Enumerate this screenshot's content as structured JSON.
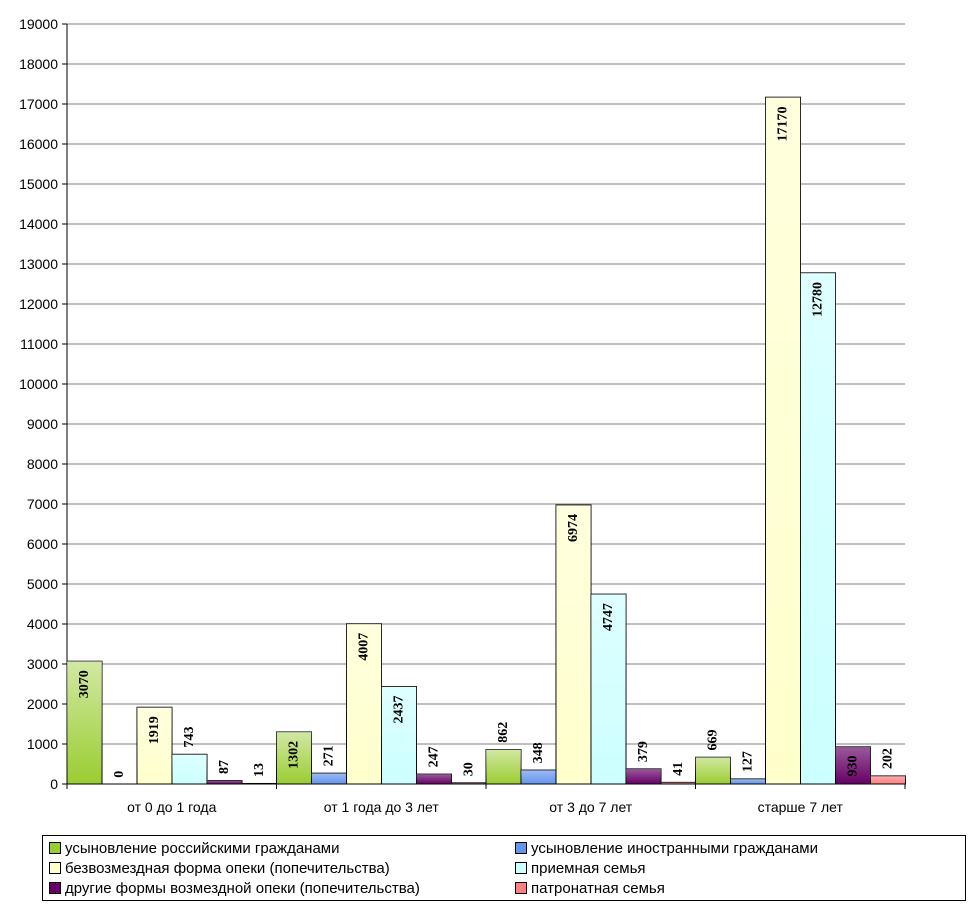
{
  "chart_data": {
    "type": "bar",
    "categories": [
      "от 0 до 1 года",
      "от 1 года до 3 лет",
      "от 3 до 7 лет",
      "старше 7 лет"
    ],
    "series": [
      {
        "name": "усыновление российскими гражданами",
        "color": "#9ACD32",
        "values": [
          3070,
          1302,
          862,
          669
        ]
      },
      {
        "name": "усыновление иностранными гражданами",
        "color": "#6495ED",
        "values": [
          0,
          271,
          348,
          127
        ]
      },
      {
        "name": "безвозмездная форма опеки (попечительства)",
        "color": "#FFFFCC",
        "values": [
          1919,
          4007,
          6974,
          17170
        ]
      },
      {
        "name": "приемная семья",
        "color": "#CCFFFF",
        "values": [
          743,
          2437,
          4747,
          12780
        ]
      },
      {
        "name": "другие формы возмездной опеки (попечительства)",
        "color": "#660066",
        "values": [
          87,
          247,
          379,
          930
        ]
      },
      {
        "name": "патронатная семья",
        "color": "#FF8080",
        "values": [
          13,
          30,
          41,
          202
        ]
      }
    ],
    "ylim": [
      0,
      19000
    ],
    "ytick_step": 1000,
    "grid": true,
    "legend_position": "bottom"
  }
}
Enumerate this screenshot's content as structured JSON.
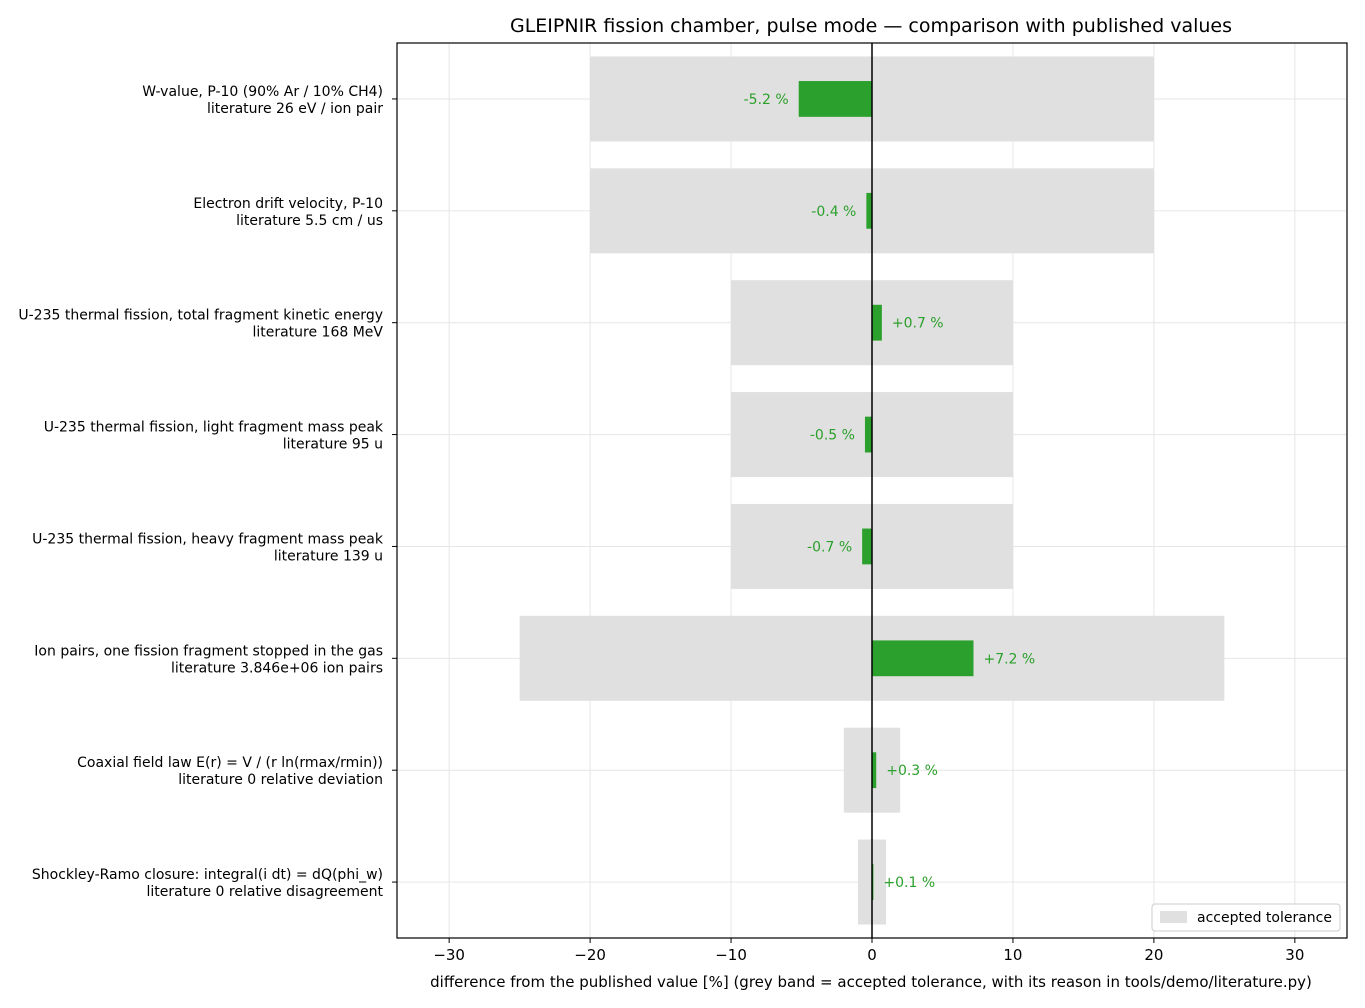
{
  "chart_data": {
    "type": "bar",
    "orientation": "horizontal",
    "title": "GLEIPNIR fission chamber, pulse mode — comparison with published values",
    "xlabel": "difference from the published value [%]   (grey band = accepted tolerance, with its reason in tools/demo/literature.py)",
    "ylabel": "",
    "xlim": [
      -33.7,
      33.7
    ],
    "xticks": [
      -30,
      -20,
      -10,
      0,
      10,
      20,
      30
    ],
    "xtick_labels": [
      "−30",
      "−20",
      "−10",
      "0",
      "10",
      "20",
      "30"
    ],
    "grid": true,
    "legend": {
      "placement": "lower-right",
      "entries": [
        "accepted tolerance"
      ]
    },
    "colors": {
      "bar": "#2ca02c",
      "band": "#e0e0e0",
      "label": "#2ca02c",
      "zero_line": "#000000",
      "grid": "#e6e6e6"
    },
    "categories": [
      {
        "name": "W-value, P-10 (90% Ar / 10% CH4)",
        "literature": "literature 26 eV / ion pair",
        "value": -5.2,
        "value_label": "-5.2 %",
        "tolerance": 20
      },
      {
        "name": "Electron drift velocity, P-10",
        "literature": "literature 5.5 cm / us",
        "value": -0.4,
        "value_label": "-0.4 %",
        "tolerance": 20
      },
      {
        "name": "U-235 thermal fission, total fragment kinetic energy",
        "literature": "literature 168 MeV",
        "value": 0.7,
        "value_label": "+0.7 %",
        "tolerance": 10
      },
      {
        "name": "U-235 thermal fission, light fragment mass peak",
        "literature": "literature 95 u",
        "value": -0.5,
        "value_label": "-0.5 %",
        "tolerance": 10
      },
      {
        "name": "U-235 thermal fission, heavy fragment mass peak",
        "literature": "literature 139 u",
        "value": -0.7,
        "value_label": "-0.7 %",
        "tolerance": 10
      },
      {
        "name": "Ion pairs, one fission fragment stopped in the gas",
        "literature": "literature 3.846e+06 ion pairs",
        "value": 7.2,
        "value_label": "+7.2 %",
        "tolerance": 25
      },
      {
        "name": "Coaxial field law E(r) = V / (r ln(rmax/rmin))",
        "literature": "literature 0 relative deviation",
        "value": 0.3,
        "value_label": "+0.3 %",
        "tolerance": 2
      },
      {
        "name": "Shockley-Ramo closure: integral(i dt) = dQ(phi_w)",
        "literature": "literature 0 relative disagreement",
        "value": 0.1,
        "value_label": "+0.1 %",
        "tolerance": 1
      }
    ]
  }
}
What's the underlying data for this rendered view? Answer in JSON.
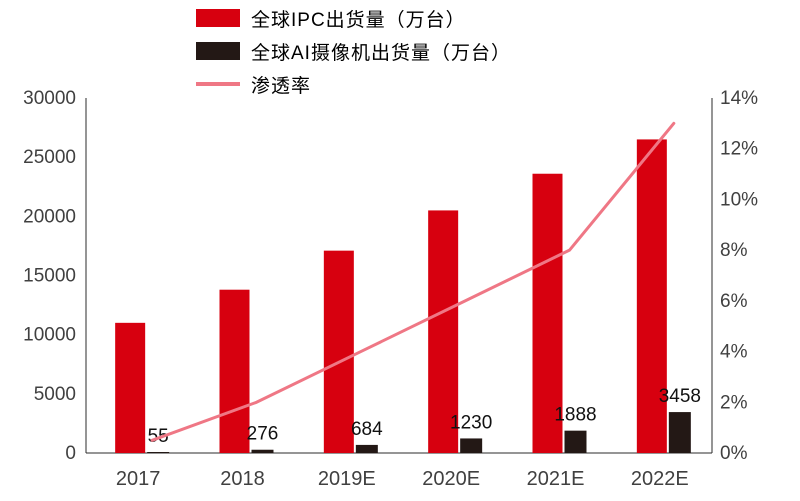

WORK REQUIRED
Make a list of all lines in the data that contain "peak".

ANSWER BELOW
        "name": "U-235 thermal fission, light fragment mass peak",
        "name": "U-235 thermal fission, heavy fragment mass peak",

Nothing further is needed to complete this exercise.